▶ SHORT TASK
In the post about the "redone home" wording, why is the writer confused by Teresa saying she skeeves out at living in other people's homes?

▶ TEXT BLOCK
◆ ◆ ◆ ◆ ◆ ◆ ◆
OK, so why did I write "redone home?" Contrary to the rumors, I don't wish to expose my husband's family, but I do think I should explain this. First off let me say it is a beautiful redone home. Was it a dig? Yes! Teresa did live in that house for five years before they decided to put the addition on it. (I'm still confused why she said she skeeves out at living in other people's homes, because she did for five years.) I don't see what's wrong with that. What's wrong with making rooms bigger and adding a couple! Is it just me? Most people would love to live in that house. Did I know she would not like the wording, yes. What you will see in episodes to come is that she has been throwing digs at me since the day I came into this family. Why? I don't know. I could never figure it out, I could never figure out why she would say something so rude to me and then two minutes later smile and want to go to lunch. To be honest I've been confused about Teresa since the day I met her. I've decided not to list the digs that have been thrown at me first before I wrote that card. If they play out on the show they do, if they don't, they don't. Was redone the best choice of words, no. When I entered this family I put them first, I spent more time with Teresa and Joe's parents then I did my own. I loved them, and my family lived an hour and a half away. We spent almost every Sunday with them and we went out to dinner with Joe and Teresa and Kathy and Rich almost every weekend! Believe me I tried, I put his family first.
◆ ◆ ◆ ◆ ◆ ◆ ◆
▶ SOURCE DATA
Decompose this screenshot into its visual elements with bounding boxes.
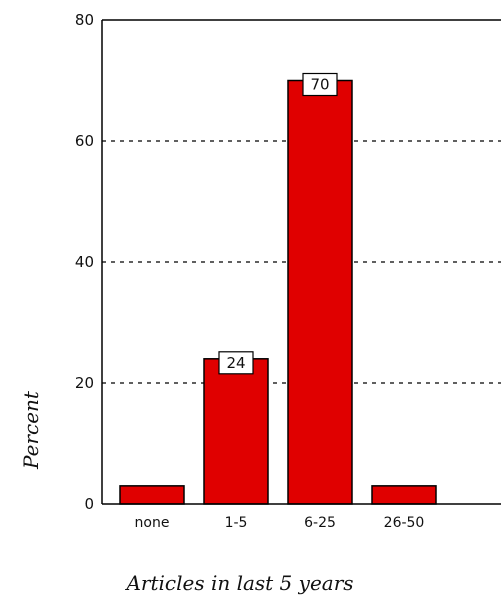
◆ ◆ ◆ ◆ ◆ ◆ ◆
▶ TASK ANSWER
Teresa had lived in that house herself for five years before the addition was put on it. That means she had already lived in a home that the remark would cover.